Exercise description: Quote the records in full and leave their pictures out.

Data shown:

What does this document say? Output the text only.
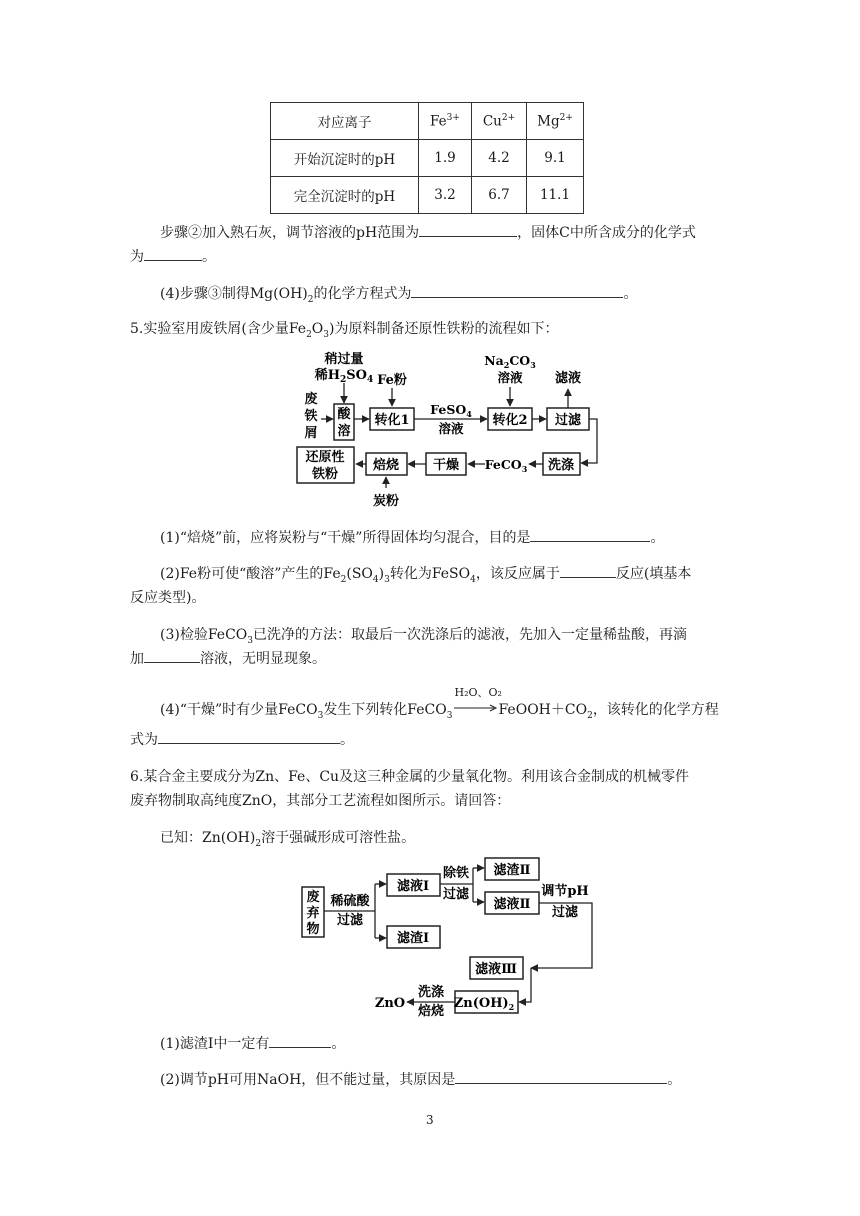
对应离子	$Fe^{3+}$	$Cu^{2+}$	$Mg^{2+}$
开始沉淀时的pH	1.9	4.2	9.1
完全沉淀时的pH	3.2	6.7	11.1
步骤②加入熟石灰，调节溶液的pH范围为	，固体C中所含成分的化学式
为	。
(4)步骤③制得$Mg(OH)_2$的化学方程式为	。
5.实验室用废铁屑(含少量$Fe_2O_3$)为原料制备还原性铁粉的流程如下：
稍过量
稀$H_2SO_4$ Fe粉
废
铁
屑
酸
溶
转化1
FeSO$_4$
溶液
$Na_2CO_3$
溶液
转化2 过滤
滤液
洗涤
FeCO$_3$
干燥
焙烧
炭粉
还原性
铁粉
(1)“焙烧”前，应将炭粉与“干燥”所得固体均匀混合，目的是	。
(2)Fe粉可使“酸溶”产生的$Fe_2(SO_4)_3$转化为FeSO$_4$，该反应属于	反应(填基本
反应类型)。
(3)检验FeCO$_3$已洗净的方法：取最后一次洗涤后的滤液，先加入一定量稀盐酸，再滴
加	溶液，无明显现象。
(4)“干燥”时有少量FeCO$_3$发生下列转化FeCO$_3$
H₂O、O₂
$FeOOH+CO_2$，该转化的化学方程
式为	。
6.某合金主要成分为Zn、Fe、Cu及这三种金属的少量氧化物。利用该合金制成的机械零件
废弃物制取高纯度ZnO，其部分工艺流程如图所示。请回答：
已知：$Zn(OH)_2$溶于强碱形成可溶性盐。
废
弃
物
稀硫酸
过滤
滤液Ⅰ
滤渣Ⅰ
除铁
过滤
滤渣Ⅱ
滤液Ⅱ
调节pH
过滤
滤液Ⅲ
$Zn(OH)_2$
洗涤
焙烧
ZnO
(1)滤渣Ⅰ中一定有	。
(2)调节pH可用NaOH，但不能过量，其原因是	。
3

Task response:
What does this document say? Output the text only.
对应离子	$Fe^{3+}$	$Cu^{2+}$	$Mg^{2+}$
开始沉淀时的pH	1.9	4.2	9.1
完全沉淀时的pH	3.2	6.7	11.1
步骤②加入熟石灰，调节溶液的pH范围为	，固体C中所含成分的化学式
为	。
(4)步骤③制得$Mg(OH)_2$的化学方程式为	。
5.实验室用废铁屑(含少量$Fe_2O_3$)为原料制备还原性铁粉的流程如下：
稍过量
稀$H_2SO_4$ Fe粉
废
铁
屑
酸
溶
转化1
FeSO$_4$
溶液
$Na_2CO_3$
溶液
转化2 过滤
滤液
洗涤
FeCO$_3$
干燥
焙烧
炭粉
还原性
铁粉
(1)“焙烧”前，应将炭粉与“干燥”所得固体均匀混合，目的是	。
(2)Fe粉可使“酸溶”产生的$Fe_2(SO_4)_3$转化为FeSO$_4$，该反应属于	反应(填基本
反应类型)。
(3)检验FeCO$_3$已洗净的方法：取最后一次洗涤后的滤液，先加入一定量稀盐酸，再滴
加	溶液，无明显现象。
(4)“干燥”时有少量FeCO$_3$发生下列转化FeCO$_3$
H₂O、O₂
$FeOOH+CO_2$，该转化的化学方程
式为	。
6.某合金主要成分为Zn、Fe、Cu及这三种金属的少量氧化物。利用该合金制成的机械零件
废弃物制取高纯度ZnO，其部分工艺流程如图所示。请回答：
已知：$Zn(OH)_2$溶于强碱形成可溶性盐。
废
弃
物
稀硫酸
过滤
滤液Ⅰ
滤渣Ⅰ
除铁
过滤
滤渣Ⅱ
滤液Ⅱ
调节pH
过滤
滤液Ⅲ
$Zn(OH)_2$
洗涤
焙烧
ZnO
(1)滤渣Ⅰ中一定有	。
(2)调节pH可用NaOH，但不能过量，其原因是	。
3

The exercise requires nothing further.